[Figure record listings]
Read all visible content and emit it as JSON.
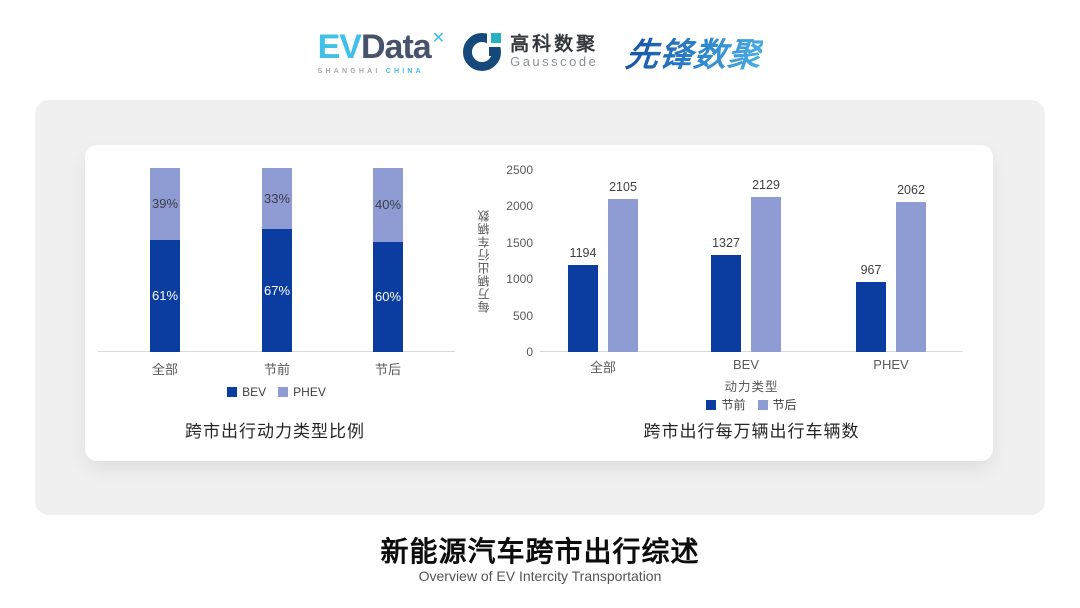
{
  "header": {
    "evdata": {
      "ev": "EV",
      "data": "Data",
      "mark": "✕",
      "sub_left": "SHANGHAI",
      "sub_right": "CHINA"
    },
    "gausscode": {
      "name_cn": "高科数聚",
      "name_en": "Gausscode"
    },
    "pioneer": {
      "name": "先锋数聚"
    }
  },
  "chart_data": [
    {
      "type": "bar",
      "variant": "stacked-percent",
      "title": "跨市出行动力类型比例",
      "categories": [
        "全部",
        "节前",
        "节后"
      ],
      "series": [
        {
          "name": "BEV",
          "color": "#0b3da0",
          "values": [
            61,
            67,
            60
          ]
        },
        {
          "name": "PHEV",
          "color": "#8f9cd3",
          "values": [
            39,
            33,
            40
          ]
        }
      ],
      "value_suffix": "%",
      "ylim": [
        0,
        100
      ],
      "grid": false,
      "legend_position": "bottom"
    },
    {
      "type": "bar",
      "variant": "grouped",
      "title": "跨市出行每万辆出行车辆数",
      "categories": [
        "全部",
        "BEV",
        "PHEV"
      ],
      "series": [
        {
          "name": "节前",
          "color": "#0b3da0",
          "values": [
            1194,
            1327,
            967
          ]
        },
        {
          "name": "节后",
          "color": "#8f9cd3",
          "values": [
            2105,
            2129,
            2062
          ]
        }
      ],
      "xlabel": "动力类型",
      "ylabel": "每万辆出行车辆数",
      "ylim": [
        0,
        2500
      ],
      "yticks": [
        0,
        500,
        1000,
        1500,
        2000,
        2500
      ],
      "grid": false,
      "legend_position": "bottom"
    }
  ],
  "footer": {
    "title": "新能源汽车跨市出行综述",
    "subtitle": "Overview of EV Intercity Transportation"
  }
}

### [TASK DESCRIPTION]
Answer with one number only: how many lines above contain the word "variant".

### [RESPONSE FOR THIS EXERCISE]
2